Quote every line as written. Omit pictures.

__Working data__:
>>>
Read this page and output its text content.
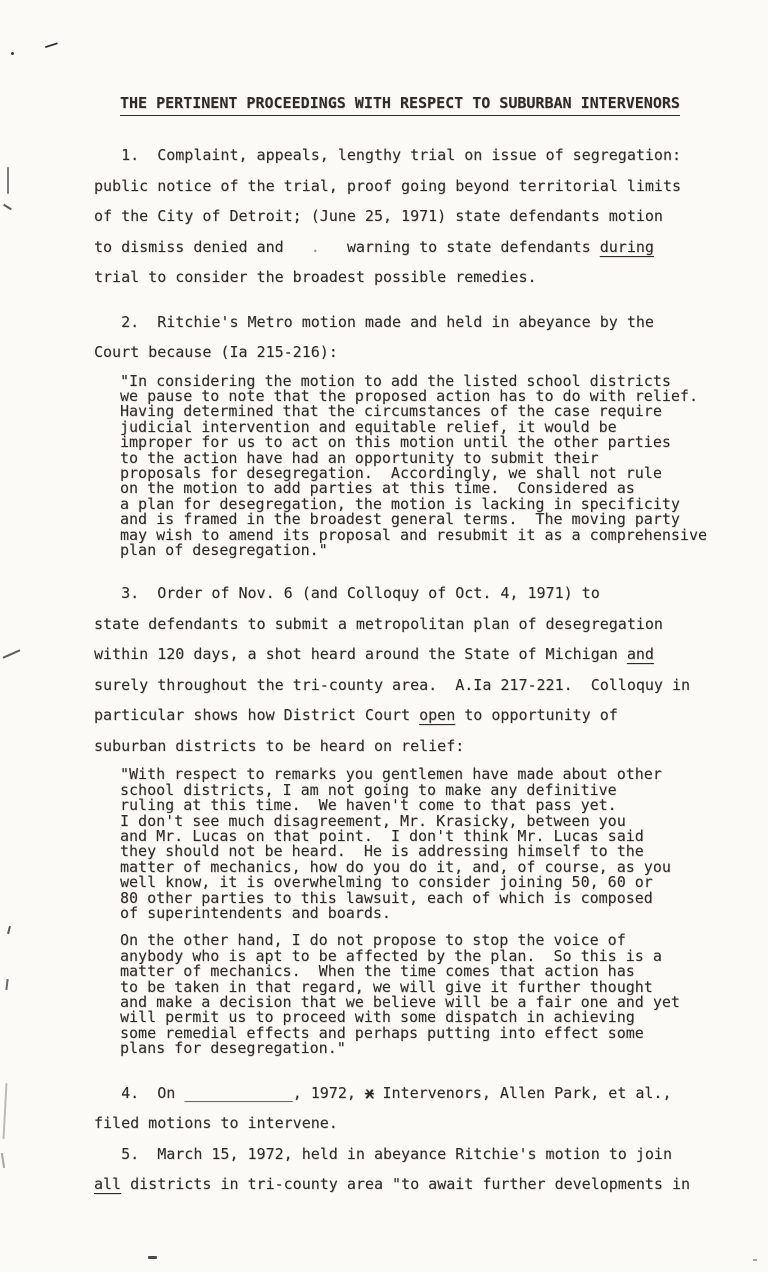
THE PERTINENT PROCEEDINGS WITH RESPECT TO SUBURBAN INTERVENORS
1.  Complaint, appeals, lengthy trial on issue of segregation:
public notice of the trial, proof going beyond territorial limits
of the City of Detroit; (June 25, 1971) state defendants motion
to dismiss denied and   .   warning to state defendants during
trial to consider the broadest possible remedies.
2.  Ritchie's Metro motion made and held in abeyance by the
Court because (Ia 215-216):
"In considering the motion to add the listed school districts
we pause to note that the proposed action has to do with relief.
Having determined that the circumstances of the case require
judicial intervention and equitable relief, it would be
improper for us to act on this motion until the other parties
to the action have had an opportunity to submit their
proposals for desegregation.  Accordingly, we shall not rule
on the motion to add parties at this time.  Considered as
a plan for desegregation, the motion is lacking in specificity
and is framed in the broadest general terms.  The moving party
may wish to amend its proposal and resubmit it as a comprehensive
plan of desegregation."
3.  Order of Nov. 6 (and Colloquy of Oct. 4, 1971) to
state defendants to submit a metropolitan plan of desegregation
within 120 days, a shot heard around the State of Michigan and
surely throughout the tri-county area.  A.Ia 217-221.  Colloquy in
particular shows how District Court open to opportunity of
suburban districts to be heard on relief:
"With respect to remarks you gentlemen have made about other
school districts, I am not going to make any definitive
ruling at this time.  We haven't come to that pass yet.
I don't see much disagreement, Mr. Krasicky, between you
and Mr. Lucas on that point.  I don't think Mr. Lucas said
they should not be heard.  He is addressing himself to the
matter of mechanics, how do you do it, and, of course, as you
well know, it is overwhelming to consider joining 50, 60 or
80 other parties to this lawsuit, each of which is composed
of superintendents and boards.
On the other hand, I do not propose to stop the voice of
anybody who is apt to be affected by the plan.  So this is a
matter of mechanics.  When the time comes that action has
to be taken in that regard, we will give it further thought
and make a decision that we believe will be a fair one and yet
will permit us to proceed with some dispatch in achieving
some remedial effects and perhaps putting into effect some
plans for desegregation."
4.  On ____________, 1972, x Intervenors, Allen Park, et al.,
filed motions to intervene.
5.  March 15, 1972, held in abeyance Ritchie's motion to join
all districts in tri-county area "to await further developments in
<<<
__Solution for this exercise__:
Read this page and output its text content.
THE PERTINENT PROCEEDINGS WITH RESPECT TO SUBURBAN INTERVENORS
1.  Complaint, appeals, lengthy trial on issue of segregation:
public notice of the trial, proof going beyond territorial limits
of the City of Detroit; (June 25, 1971) state defendants motion
to dismiss denied and   .   warning to state defendants during
trial to consider the broadest possible remedies.
2.  Ritchie's Metro motion made and held in abeyance by the
Court because (Ia 215-216):
"In considering the motion to add the listed school districts
we pause to note that the proposed action has to do with relief.
Having determined that the circumstances of the case require
judicial intervention and equitable relief, it would be
improper for us to act on this motion until the other parties
to the action have had an opportunity to submit their
proposals for desegregation.  Accordingly, we shall not rule
on the motion to add parties at this time.  Considered as
a plan for desegregation, the motion is lacking in specificity
and is framed in the broadest general terms.  The moving party
may wish to amend its proposal and resubmit it as a comprehensive
plan of desegregation."
3.  Order of Nov. 6 (and Colloquy of Oct. 4, 1971) to
state defendants to submit a metropolitan plan of desegregation
within 120 days, a shot heard around the State of Michigan and
surely throughout the tri-county area.  A.Ia 217-221.  Colloquy in
particular shows how District Court open to opportunity of
suburban districts to be heard on relief:
"With respect to remarks you gentlemen have made about other
school districts, I am not going to make any definitive
ruling at this time.  We haven't come to that pass yet.
I don't see much disagreement, Mr. Krasicky, between you
and Mr. Lucas on that point.  I don't think Mr. Lucas said
they should not be heard.  He is addressing himself to the
matter of mechanics, how do you do it, and, of course, as you
well know, it is overwhelming to consider joining 50, 60 or
80 other parties to this lawsuit, each of which is composed
of superintendents and boards.
On the other hand, I do not propose to stop the voice of
anybody who is apt to be affected by the plan.  So this is a
matter of mechanics.  When the time comes that action has
to be taken in that regard, we will give it further thought
and make a decision that we believe will be a fair one and yet
will permit us to proceed with some dispatch in achieving
some remedial effects and perhaps putting into effect some
plans for desegregation."
4.  On ____________, 1972, x Intervenors, Allen Park, et al.,
filed motions to intervene.
5.  March 15, 1972, held in abeyance Ritchie's motion to join
all districts in tri-county area "to await further developments in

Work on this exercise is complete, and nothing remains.